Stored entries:
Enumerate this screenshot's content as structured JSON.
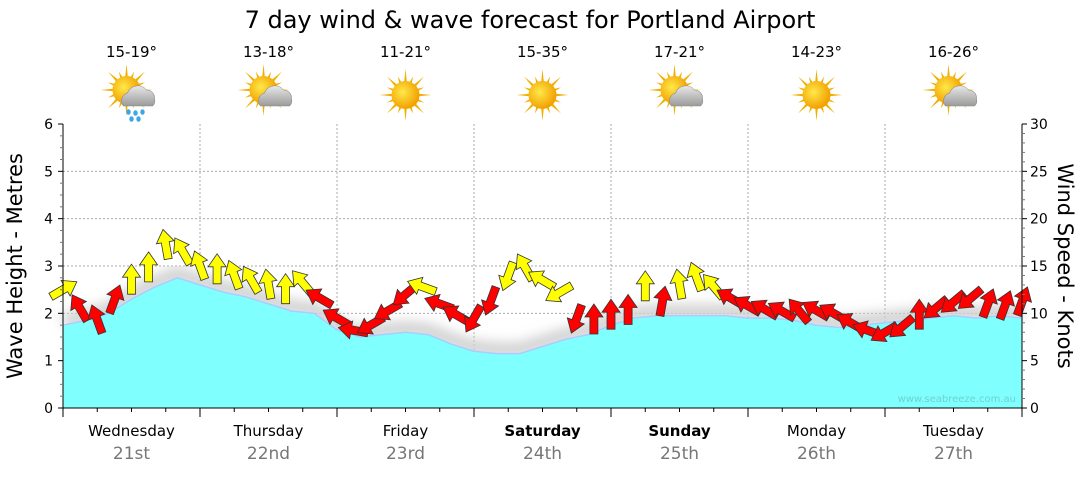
{
  "chart_data": {
    "type": "area",
    "title": "7 day wind & wave forecast for Portland Airport",
    "ylabel_left": "Wave Height - Metres",
    "ylabel_right": "Wind Speed - Knots",
    "ylim_left": [
      0,
      6
    ],
    "ylim_right": [
      0,
      30
    ],
    "yticks_left": [
      "0",
      "1",
      "2",
      "3",
      "4",
      "5",
      "6"
    ],
    "yticks_right": [
      "0",
      "5",
      "10",
      "15",
      "20",
      "25",
      "30"
    ],
    "grid": true,
    "days": [
      {
        "day": "Wednesday",
        "date": "21st",
        "temp": "15-19°",
        "icon": "sun-cloud-rain-icon",
        "bold": false
      },
      {
        "day": "Thursday",
        "date": "22nd",
        "temp": "13-18°",
        "icon": "sun-cloud-icon",
        "bold": false
      },
      {
        "day": "Friday",
        "date": "23rd",
        "temp": "11-21°",
        "icon": "sun-icon",
        "bold": false
      },
      {
        "day": "Saturday",
        "date": "24th",
        "temp": "15-35°",
        "icon": "sun-icon",
        "bold": true
      },
      {
        "day": "Sunday",
        "date": "25th",
        "temp": "17-21°",
        "icon": "sun-cloud-icon",
        "bold": true
      },
      {
        "day": "Monday",
        "date": "26th",
        "temp": "14-23°",
        "icon": "sun-icon",
        "bold": false
      },
      {
        "day": "Tuesday",
        "date": "27th",
        "temp": "16-26°",
        "icon": "sun-cloud-icon",
        "bold": false
      }
    ],
    "wave_height_m": [
      1.75,
      1.85,
      2.0,
      2.3,
      2.55,
      2.75,
      2.6,
      2.45,
      2.35,
      2.2,
      2.05,
      2.0,
      1.65,
      1.5,
      1.55,
      1.6,
      1.55,
      1.35,
      1.2,
      1.15,
      1.15,
      1.3,
      1.45,
      1.55,
      1.75,
      1.9,
      1.95,
      1.95,
      1.95,
      1.95,
      1.9,
      1.9,
      1.85,
      1.75,
      1.7,
      1.75,
      1.8,
      1.85,
      1.9,
      1.95,
      1.9,
      1.95,
      1.9
    ],
    "wave_interval_hours": 4,
    "wind_interval_hours": 3,
    "wind": [
      {
        "kts": 12.5,
        "dir": 60,
        "color": "#ffff00"
      },
      {
        "kts": 10.5,
        "dir": 330,
        "color": "#ff0000"
      },
      {
        "kts": 9.3,
        "dir": 340,
        "color": "#ff0000"
      },
      {
        "kts": 11.4,
        "dir": 20,
        "color": "#ff0000"
      },
      {
        "kts": 13.5,
        "dir": 0,
        "color": "#ffff00"
      },
      {
        "kts": 14.8,
        "dir": 0,
        "color": "#ffff00"
      },
      {
        "kts": 17.2,
        "dir": 350,
        "color": "#ffff00"
      },
      {
        "kts": 16.5,
        "dir": 330,
        "color": "#ffff00"
      },
      {
        "kts": 15,
        "dir": 340,
        "color": "#ffff00"
      },
      {
        "kts": 14.6,
        "dir": 0,
        "color": "#ffff00"
      },
      {
        "kts": 14,
        "dir": 340,
        "color": "#ffff00"
      },
      {
        "kts": 13.5,
        "dir": 330,
        "color": "#ffff00"
      },
      {
        "kts": 13,
        "dir": 350,
        "color": "#ffff00"
      },
      {
        "kts": 12.5,
        "dir": 0,
        "color": "#ffff00"
      },
      {
        "kts": 13.2,
        "dir": 320,
        "color": "#ffff00"
      },
      {
        "kts": 11.6,
        "dir": 300,
        "color": "#ff0000"
      },
      {
        "kts": 9.5,
        "dir": 300,
        "color": "#ff0000"
      },
      {
        "kts": 8.2,
        "dir": 280,
        "color": "#ff0000"
      },
      {
        "kts": 8.8,
        "dir": 240,
        "color": "#ff0000"
      },
      {
        "kts": 10.3,
        "dir": 240,
        "color": "#ff0000"
      },
      {
        "kts": 12,
        "dir": 230,
        "color": "#ff0000"
      },
      {
        "kts": 12.8,
        "dir": 290,
        "color": "#ffff00"
      },
      {
        "kts": 11,
        "dir": 290,
        "color": "#ff0000"
      },
      {
        "kts": 9.8,
        "dir": 300,
        "color": "#ff0000"
      },
      {
        "kts": 9.5,
        "dir": 210,
        "color": "#ff0000"
      },
      {
        "kts": 11.4,
        "dir": 200,
        "color": "#ff0000"
      },
      {
        "kts": 14,
        "dir": 200,
        "color": "#ffff00"
      },
      {
        "kts": 14.8,
        "dir": 330,
        "color": "#ffff00"
      },
      {
        "kts": 13.5,
        "dir": 300,
        "color": "#ffff00"
      },
      {
        "kts": 12.2,
        "dir": 240,
        "color": "#ffff00"
      },
      {
        "kts": 9.5,
        "dir": 200,
        "color": "#ff0000"
      },
      {
        "kts": 9.3,
        "dir": 0,
        "color": "#ff0000"
      },
      {
        "kts": 9.8,
        "dir": 0,
        "color": "#ff0000"
      },
      {
        "kts": 10.3,
        "dir": 0,
        "color": "#ff0000"
      },
      {
        "kts": 12.8,
        "dir": 0,
        "color": "#ffff00"
      },
      {
        "kts": 11.2,
        "dir": 10,
        "color": "#ff0000"
      },
      {
        "kts": 13,
        "dir": 350,
        "color": "#ffff00"
      },
      {
        "kts": 13.8,
        "dir": 340,
        "color": "#ffff00"
      },
      {
        "kts": 12.8,
        "dir": 320,
        "color": "#ffff00"
      },
      {
        "kts": 11.6,
        "dir": 300,
        "color": "#ff0000"
      },
      {
        "kts": 10.8,
        "dir": 300,
        "color": "#ff0000"
      },
      {
        "kts": 10.4,
        "dir": 300,
        "color": "#ff0000"
      },
      {
        "kts": 10.2,
        "dir": 300,
        "color": "#ff0000"
      },
      {
        "kts": 10.2,
        "dir": 320,
        "color": "#ff0000"
      },
      {
        "kts": 10.3,
        "dir": 300,
        "color": "#ff0000"
      },
      {
        "kts": 10,
        "dir": 300,
        "color": "#ff0000"
      },
      {
        "kts": 9,
        "dir": 300,
        "color": "#ff0000"
      },
      {
        "kts": 8.2,
        "dir": 290,
        "color": "#ff0000"
      },
      {
        "kts": 8,
        "dir": 240,
        "color": "#ff0000"
      },
      {
        "kts": 8.6,
        "dir": 230,
        "color": "#ff0000"
      },
      {
        "kts": 9.8,
        "dir": 0,
        "color": "#ff0000"
      },
      {
        "kts": 10.6,
        "dir": 230,
        "color": "#ff0000"
      },
      {
        "kts": 11.2,
        "dir": 230,
        "color": "#ff0000"
      },
      {
        "kts": 11.6,
        "dir": 230,
        "color": "#ff0000"
      },
      {
        "kts": 11,
        "dir": 20,
        "color": "#ff0000"
      },
      {
        "kts": 10.8,
        "dir": 20,
        "color": "#ff0000"
      },
      {
        "kts": 11.2,
        "dir": 20,
        "color": "#ff0000"
      }
    ],
    "colors": {
      "wave_fill": "#80ffff",
      "wave_line": "#aaccff",
      "grid": "#aaaaaa"
    },
    "watermark": "www.seabreeze.com.au"
  }
}
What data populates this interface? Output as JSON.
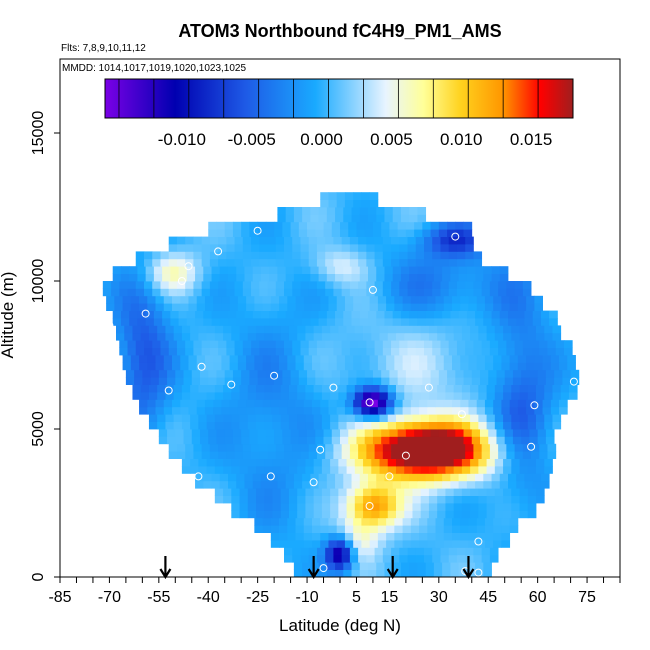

> _What is being asked_: Copy all the records above exactly, but leave out the pictures.

> _Written reply_:
Enumerate this screenshot's content as structured JSON.
{
  "chart_data": {
    "type": "area",
    "title": "7 day wind & wave forecast for Portland Airport",
    "ylabel_left": "Wave Height - Metres",
    "ylabel_right": "Wind Speed - Knots",
    "ylim_left": [
      0,
      6
    ],
    "ylim_right": [
      0,
      30
    ],
    "yticks_left": [
      "0",
      "1",
      "2",
      "3",
      "4",
      "5",
      "6"
    ],
    "yticks_right": [
      "0",
      "5",
      "10",
      "15",
      "20",
      "25",
      "30"
    ],
    "grid": true,
    "days": [
      {
        "day": "Wednesday",
        "date": "21st",
        "temp": "15-19°",
        "icon": "sun-cloud-rain-icon",
        "bold": false
      },
      {
        "day": "Thursday",
        "date": "22nd",
        "temp": "13-18°",
        "icon": "sun-cloud-icon",
        "bold": false
      },
      {
        "day": "Friday",
        "date": "23rd",
        "temp": "11-21°",
        "icon": "sun-icon",
        "bold": false
      },
      {
        "day": "Saturday",
        "date": "24th",
        "temp": "15-35°",
        "icon": "sun-icon",
        "bold": true
      },
      {
        "day": "Sunday",
        "date": "25th",
        "temp": "17-21°",
        "icon": "sun-cloud-icon",
        "bold": true
      },
      {
        "day": "Monday",
        "date": "26th",
        "temp": "14-23°",
        "icon": "sun-icon",
        "bold": false
      },
      {
        "day": "Tuesday",
        "date": "27th",
        "temp": "16-26°",
        "icon": "sun-cloud-icon",
        "bold": false
      }
    ],
    "wave_height_m": [
      1.75,
      1.85,
      2.0,
      2.3,
      2.55,
      2.75,
      2.6,
      2.45,
      2.35,
      2.2,
      2.05,
      2.0,
      1.65,
      1.5,
      1.55,
      1.6,
      1.55,
      1.35,
      1.2,
      1.15,
      1.15,
      1.3,
      1.45,
      1.55,
      1.75,
      1.9,
      1.95,
      1.95,
      1.95,
      1.95,
      1.9,
      1.9,
      1.85,
      1.75,
      1.7,
      1.75,
      1.8,
      1.85,
      1.9,
      1.95,
      1.9,
      1.95,
      1.9
    ],
    "wave_interval_hours": 4,
    "wind_interval_hours": 3,
    "wind": [
      {
        "kts": 12.5,
        "dir": 60,
        "color": "#ffff00"
      },
      {
        "kts": 10.5,
        "dir": 330,
        "color": "#ff0000"
      },
      {
        "kts": 9.3,
        "dir": 340,
        "color": "#ff0000"
      },
      {
        "kts": 11.4,
        "dir": 20,
        "color": "#ff0000"
      },
      {
        "kts": 13.5,
        "dir": 0,
        "color": "#ffff00"
      },
      {
        "kts": 14.8,
        "dir": 0,
        "color": "#ffff00"
      },
      {
        "kts": 17.2,
        "dir": 350,
        "color": "#ffff00"
      },
      {
        "kts": 16.5,
        "dir": 330,
        "color": "#ffff00"
      },
      {
        "kts": 15,
        "dir": 340,
        "color": "#ffff00"
      },
      {
        "kts": 14.6,
        "dir": 0,
        "color": "#ffff00"
      },
      {
        "kts": 14,
        "dir": 340,
        "color": "#ffff00"
      },
      {
        "kts": 13.5,
        "dir": 330,
        "color": "#ffff00"
      },
      {
        "kts": 13,
        "dir": 350,
        "color": "#ffff00"
      },
      {
        "kts": 12.5,
        "dir": 0,
        "color": "#ffff00"
      },
      {
        "kts": 13.2,
        "dir": 320,
        "color": "#ffff00"
      },
      {
        "kts": 11.6,
        "dir": 300,
        "color": "#ff0000"
      },
      {
        "kts": 9.5,
        "dir": 300,
        "color": "#ff0000"
      },
      {
        "kts": 8.2,
        "dir": 280,
        "color": "#ff0000"
      },
      {
        "kts": 8.8,
        "dir": 240,
        "color": "#ff0000"
      },
      {
        "kts": 10.3,
        "dir": 240,
        "color": "#ff0000"
      },
      {
        "kts": 12,
        "dir": 230,
        "color": "#ff0000"
      },
      {
        "kts": 12.8,
        "dir": 290,
        "color": "#ffff00"
      },
      {
        "kts": 11,
        "dir": 290,
        "color": "#ff0000"
      },
      {
        "kts": 9.8,
        "dir": 300,
        "color": "#ff0000"
      },
      {
        "kts": 9.5,
        "dir": 210,
        "color": "#ff0000"
      },
      {
        "kts": 11.4,
        "dir": 200,
        "color": "#ff0000"
      },
      {
        "kts": 14,
        "dir": 200,
        "color": "#ffff00"
      },
      {
        "kts": 14.8,
        "dir": 330,
        "color": "#ffff00"
      },
      {
        "kts": 13.5,
        "dir": 300,
        "color": "#ffff00"
      },
      {
        "kts": 12.2,
        "dir": 240,
        "color": "#ffff00"
      },
      {
        "kts": 9.5,
        "dir": 200,
        "color": "#ff0000"
      },
      {
        "kts": 9.3,
        "dir": 0,
        "color": "#ff0000"
      },
      {
        "kts": 9.8,
        "dir": 0,
        "color": "#ff0000"
      },
      {
        "kts": 10.3,
        "dir": 0,
        "color": "#ff0000"
      },
      {
        "kts": 12.8,
        "dir": 0,
        "color": "#ffff00"
      },
      {
        "kts": 11.2,
        "dir": 10,
        "color": "#ff0000"
      },
      {
        "kts": 13,
        "dir": 350,
        "color": "#ffff00"
      },
      {
        "kts": 13.8,
        "dir": 340,
        "color": "#ffff00"
      },
      {
        "kts": 12.8,
        "dir": 320,
        "color": "#ffff00"
      },
      {
        "kts": 11.6,
        "dir": 300,
        "color": "#ff0000"
      },
      {
        "kts": 10.8,
        "dir": 300,
        "color": "#ff0000"
      },
      {
        "kts": 10.4,
        "dir": 300,
        "color": "#ff0000"
      },
      {
        "kts": 10.2,
        "dir": 300,
        "color": "#ff0000"
      },
      {
        "kts": 10.2,
        "dir": 320,
        "color": "#ff0000"
      },
      {
        "kts": 10.3,
        "dir": 300,
        "color": "#ff0000"
      },
      {
        "kts": 10,
        "dir": 300,
        "color": "#ff0000"
      },
      {
        "kts": 9,
        "dir": 300,
        "color": "#ff0000"
      },
      {
        "kts": 8.2,
        "dir": 290,
        "color": "#ff0000"
      },
      {
        "kts": 8,
        "dir": 240,
        "color": "#ff0000"
      },
      {
        "kts": 8.6,
        "dir": 230,
        "color": "#ff0000"
      },
      {
        "kts": 9.8,
        "dir": 0,
        "color": "#ff0000"
      },
      {
        "kts": 10.6,
        "dir": 230,
        "color": "#ff0000"
      },
      {
        "kts": 11.2,
        "dir": 230,
        "color": "#ff0000"
      },
      {
        "kts": 11.6,
        "dir": 230,
        "color": "#ff0000"
      },
      {
        "kts": 11,
        "dir": 20,
        "color": "#ff0000"
      },
      {
        "kts": 10.8,
        "dir": 20,
        "color": "#ff0000"
      },
      {
        "kts": 11.2,
        "dir": 20,
        "color": "#ff0000"
      }
    ],
    "colors": {
      "wave_fill": "#80ffff",
      "wave_line": "#aaccff",
      "grid": "#aaaaaa"
    },
    "watermark": "www.seabreeze.com.au"
  }
}
What data populates this interface? Output as JSON.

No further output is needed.